#### Input rows
------
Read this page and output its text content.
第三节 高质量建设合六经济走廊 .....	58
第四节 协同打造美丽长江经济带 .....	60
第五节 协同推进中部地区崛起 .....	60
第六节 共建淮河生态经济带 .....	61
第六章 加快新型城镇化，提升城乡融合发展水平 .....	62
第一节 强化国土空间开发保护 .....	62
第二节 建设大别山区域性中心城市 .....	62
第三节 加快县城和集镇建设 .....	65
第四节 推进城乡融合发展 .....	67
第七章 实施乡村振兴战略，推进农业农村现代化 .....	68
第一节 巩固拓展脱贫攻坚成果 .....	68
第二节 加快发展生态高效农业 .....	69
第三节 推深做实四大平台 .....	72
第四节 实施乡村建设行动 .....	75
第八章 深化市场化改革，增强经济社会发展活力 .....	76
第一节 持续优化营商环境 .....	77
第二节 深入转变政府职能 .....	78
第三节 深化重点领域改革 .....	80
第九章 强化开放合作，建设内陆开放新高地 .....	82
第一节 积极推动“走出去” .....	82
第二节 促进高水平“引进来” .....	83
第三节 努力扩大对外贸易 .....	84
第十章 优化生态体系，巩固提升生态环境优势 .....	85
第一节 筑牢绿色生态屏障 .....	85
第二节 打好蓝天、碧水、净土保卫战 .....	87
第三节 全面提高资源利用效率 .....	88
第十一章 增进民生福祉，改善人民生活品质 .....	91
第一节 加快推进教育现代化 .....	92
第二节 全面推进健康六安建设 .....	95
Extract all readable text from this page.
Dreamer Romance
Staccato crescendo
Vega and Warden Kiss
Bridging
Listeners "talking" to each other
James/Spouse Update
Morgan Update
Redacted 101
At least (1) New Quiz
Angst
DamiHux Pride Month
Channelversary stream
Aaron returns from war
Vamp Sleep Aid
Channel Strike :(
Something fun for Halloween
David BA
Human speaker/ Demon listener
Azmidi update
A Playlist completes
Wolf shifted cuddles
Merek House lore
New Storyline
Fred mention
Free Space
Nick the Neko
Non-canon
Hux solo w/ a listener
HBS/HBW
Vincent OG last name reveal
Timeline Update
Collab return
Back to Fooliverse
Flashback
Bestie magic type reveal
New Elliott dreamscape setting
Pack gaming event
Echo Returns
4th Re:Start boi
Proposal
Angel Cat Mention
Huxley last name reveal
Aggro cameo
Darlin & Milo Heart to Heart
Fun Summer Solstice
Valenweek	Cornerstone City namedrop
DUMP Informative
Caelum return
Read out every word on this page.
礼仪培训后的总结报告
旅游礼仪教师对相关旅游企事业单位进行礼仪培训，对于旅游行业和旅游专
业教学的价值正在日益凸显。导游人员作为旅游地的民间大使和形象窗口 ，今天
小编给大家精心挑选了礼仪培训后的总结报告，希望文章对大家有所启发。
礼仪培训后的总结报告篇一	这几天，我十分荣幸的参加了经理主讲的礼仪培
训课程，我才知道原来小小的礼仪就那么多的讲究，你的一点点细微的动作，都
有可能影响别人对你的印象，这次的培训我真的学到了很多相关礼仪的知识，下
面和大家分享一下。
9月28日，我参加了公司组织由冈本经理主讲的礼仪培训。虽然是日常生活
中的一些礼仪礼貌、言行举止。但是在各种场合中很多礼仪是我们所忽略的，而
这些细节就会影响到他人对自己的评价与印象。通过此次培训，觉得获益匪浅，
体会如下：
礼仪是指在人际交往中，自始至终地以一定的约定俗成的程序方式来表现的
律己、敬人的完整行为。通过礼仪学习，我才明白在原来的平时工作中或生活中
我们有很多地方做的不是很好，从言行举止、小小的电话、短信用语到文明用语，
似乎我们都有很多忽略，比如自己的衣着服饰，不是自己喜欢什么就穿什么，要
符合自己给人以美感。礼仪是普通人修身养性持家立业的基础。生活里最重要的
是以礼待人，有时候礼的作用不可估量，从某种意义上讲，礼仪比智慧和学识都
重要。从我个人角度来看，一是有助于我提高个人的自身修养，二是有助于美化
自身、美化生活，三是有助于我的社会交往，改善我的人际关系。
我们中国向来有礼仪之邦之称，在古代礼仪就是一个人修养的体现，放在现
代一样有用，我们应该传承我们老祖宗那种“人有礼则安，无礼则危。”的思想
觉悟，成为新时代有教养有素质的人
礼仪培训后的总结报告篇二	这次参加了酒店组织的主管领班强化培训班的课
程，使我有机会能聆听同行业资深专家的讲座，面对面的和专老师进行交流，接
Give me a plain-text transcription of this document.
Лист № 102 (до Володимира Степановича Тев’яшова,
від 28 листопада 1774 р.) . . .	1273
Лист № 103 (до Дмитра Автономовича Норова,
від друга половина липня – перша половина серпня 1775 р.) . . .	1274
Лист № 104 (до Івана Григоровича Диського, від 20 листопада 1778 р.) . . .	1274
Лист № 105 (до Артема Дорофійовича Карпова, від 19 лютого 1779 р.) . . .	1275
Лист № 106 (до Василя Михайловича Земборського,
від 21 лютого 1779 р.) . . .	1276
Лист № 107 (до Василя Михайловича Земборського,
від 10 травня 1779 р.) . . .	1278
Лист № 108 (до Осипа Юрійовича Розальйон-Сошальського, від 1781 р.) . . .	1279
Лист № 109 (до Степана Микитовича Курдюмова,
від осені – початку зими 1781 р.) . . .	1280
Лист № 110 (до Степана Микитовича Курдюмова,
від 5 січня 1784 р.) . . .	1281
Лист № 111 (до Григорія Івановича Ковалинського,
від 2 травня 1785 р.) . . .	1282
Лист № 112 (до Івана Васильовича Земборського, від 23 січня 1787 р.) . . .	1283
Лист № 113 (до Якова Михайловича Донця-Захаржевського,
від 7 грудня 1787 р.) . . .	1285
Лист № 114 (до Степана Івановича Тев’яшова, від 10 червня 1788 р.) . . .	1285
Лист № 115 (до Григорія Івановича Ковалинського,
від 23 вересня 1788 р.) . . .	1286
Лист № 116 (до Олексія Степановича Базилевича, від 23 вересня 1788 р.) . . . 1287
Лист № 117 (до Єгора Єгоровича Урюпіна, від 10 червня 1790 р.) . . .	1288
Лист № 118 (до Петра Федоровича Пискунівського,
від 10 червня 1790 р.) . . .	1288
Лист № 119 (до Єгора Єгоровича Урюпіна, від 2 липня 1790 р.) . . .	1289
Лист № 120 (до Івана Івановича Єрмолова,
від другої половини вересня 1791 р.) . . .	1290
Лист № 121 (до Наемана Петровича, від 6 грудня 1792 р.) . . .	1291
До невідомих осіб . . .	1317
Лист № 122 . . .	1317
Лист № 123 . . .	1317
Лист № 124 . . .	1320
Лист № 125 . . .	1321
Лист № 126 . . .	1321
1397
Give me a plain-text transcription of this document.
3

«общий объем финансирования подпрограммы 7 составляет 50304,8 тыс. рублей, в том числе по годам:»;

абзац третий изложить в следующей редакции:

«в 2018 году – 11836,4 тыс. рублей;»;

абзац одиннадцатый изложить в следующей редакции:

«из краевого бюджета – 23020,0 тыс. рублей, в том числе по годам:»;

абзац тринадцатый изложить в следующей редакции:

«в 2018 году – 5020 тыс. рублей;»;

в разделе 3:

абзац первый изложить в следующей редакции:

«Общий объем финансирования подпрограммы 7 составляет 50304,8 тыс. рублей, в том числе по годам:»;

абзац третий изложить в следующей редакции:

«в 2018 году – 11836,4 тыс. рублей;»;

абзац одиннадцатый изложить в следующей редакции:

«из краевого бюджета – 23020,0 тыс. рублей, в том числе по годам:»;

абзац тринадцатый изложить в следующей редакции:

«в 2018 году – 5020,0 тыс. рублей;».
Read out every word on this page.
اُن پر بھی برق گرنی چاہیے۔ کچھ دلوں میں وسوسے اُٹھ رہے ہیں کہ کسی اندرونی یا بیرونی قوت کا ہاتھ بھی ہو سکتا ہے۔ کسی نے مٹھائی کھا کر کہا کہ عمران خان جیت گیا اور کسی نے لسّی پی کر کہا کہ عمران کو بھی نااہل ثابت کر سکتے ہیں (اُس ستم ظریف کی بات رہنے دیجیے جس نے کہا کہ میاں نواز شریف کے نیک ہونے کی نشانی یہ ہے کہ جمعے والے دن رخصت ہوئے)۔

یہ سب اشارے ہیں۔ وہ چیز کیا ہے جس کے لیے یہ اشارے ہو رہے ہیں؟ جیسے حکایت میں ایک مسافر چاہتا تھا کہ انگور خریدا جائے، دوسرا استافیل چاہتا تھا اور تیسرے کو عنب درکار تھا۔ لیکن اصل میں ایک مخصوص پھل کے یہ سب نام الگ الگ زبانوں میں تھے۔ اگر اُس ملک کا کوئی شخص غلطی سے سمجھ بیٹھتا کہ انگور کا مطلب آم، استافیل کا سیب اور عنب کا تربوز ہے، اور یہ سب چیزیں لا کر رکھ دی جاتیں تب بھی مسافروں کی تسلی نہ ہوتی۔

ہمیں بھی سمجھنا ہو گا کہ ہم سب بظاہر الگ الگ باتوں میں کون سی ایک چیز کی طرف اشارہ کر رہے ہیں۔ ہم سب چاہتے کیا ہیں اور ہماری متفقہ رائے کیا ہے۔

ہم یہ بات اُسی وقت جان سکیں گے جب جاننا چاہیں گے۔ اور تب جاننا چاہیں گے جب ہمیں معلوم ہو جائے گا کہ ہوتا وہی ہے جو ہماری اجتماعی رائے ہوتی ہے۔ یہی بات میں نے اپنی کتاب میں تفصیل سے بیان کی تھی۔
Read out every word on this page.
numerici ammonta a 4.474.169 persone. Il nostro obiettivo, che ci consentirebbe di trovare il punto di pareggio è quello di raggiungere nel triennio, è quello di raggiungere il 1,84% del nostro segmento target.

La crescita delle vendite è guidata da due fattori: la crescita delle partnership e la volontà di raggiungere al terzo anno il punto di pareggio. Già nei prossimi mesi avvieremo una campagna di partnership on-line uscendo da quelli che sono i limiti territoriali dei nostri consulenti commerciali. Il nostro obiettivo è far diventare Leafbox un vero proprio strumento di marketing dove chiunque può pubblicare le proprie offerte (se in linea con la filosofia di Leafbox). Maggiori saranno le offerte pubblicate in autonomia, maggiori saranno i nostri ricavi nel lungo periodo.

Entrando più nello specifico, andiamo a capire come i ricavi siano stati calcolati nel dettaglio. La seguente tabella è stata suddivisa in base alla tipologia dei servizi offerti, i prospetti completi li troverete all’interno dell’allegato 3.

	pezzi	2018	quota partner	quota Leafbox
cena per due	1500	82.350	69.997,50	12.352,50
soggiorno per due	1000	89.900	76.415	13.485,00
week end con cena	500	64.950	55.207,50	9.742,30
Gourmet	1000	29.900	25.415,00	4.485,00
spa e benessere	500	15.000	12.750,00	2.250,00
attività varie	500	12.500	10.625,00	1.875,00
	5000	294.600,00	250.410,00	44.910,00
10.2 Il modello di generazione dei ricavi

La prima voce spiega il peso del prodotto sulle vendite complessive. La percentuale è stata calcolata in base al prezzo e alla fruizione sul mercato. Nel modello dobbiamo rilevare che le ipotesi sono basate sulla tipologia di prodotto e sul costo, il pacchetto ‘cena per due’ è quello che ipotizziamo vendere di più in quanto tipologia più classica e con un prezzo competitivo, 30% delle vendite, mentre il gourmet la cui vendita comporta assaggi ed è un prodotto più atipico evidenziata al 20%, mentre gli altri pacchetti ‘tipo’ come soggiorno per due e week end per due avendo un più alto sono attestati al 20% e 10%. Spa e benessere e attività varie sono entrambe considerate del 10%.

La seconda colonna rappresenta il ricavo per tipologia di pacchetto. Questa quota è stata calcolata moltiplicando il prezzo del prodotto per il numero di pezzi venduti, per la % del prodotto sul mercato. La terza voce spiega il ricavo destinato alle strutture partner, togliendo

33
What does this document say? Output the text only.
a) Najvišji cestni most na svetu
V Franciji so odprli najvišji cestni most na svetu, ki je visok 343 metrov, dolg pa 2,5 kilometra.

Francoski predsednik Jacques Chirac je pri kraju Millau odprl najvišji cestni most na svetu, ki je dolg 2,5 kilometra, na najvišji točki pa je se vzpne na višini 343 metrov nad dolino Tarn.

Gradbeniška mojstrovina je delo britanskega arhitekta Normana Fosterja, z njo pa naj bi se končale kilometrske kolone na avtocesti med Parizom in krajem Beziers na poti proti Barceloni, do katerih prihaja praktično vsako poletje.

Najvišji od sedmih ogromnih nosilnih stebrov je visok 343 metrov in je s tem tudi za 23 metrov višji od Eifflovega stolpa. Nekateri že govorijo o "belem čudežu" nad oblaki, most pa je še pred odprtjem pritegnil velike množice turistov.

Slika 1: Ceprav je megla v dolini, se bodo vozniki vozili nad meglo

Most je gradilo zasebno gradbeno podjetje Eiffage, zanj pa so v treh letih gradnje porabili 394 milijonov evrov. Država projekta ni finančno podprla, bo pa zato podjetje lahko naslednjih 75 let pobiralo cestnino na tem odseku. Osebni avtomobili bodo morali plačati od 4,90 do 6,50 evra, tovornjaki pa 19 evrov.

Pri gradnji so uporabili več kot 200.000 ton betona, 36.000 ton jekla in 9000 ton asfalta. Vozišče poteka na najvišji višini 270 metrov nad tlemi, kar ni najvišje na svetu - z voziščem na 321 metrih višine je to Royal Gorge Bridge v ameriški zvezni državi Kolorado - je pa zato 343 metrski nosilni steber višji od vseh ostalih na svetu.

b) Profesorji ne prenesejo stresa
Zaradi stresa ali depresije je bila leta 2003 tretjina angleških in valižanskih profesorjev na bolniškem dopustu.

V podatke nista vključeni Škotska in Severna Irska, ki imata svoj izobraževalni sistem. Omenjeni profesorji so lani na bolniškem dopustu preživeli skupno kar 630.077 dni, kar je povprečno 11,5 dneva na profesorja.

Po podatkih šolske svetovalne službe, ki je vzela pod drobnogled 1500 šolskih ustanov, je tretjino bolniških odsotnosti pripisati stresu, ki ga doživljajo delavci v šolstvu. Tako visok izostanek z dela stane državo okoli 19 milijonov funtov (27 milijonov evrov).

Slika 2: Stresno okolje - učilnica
------
#### Prompt
Give nothing but the number of lines containing the string "raggiungere".

#### Final result
2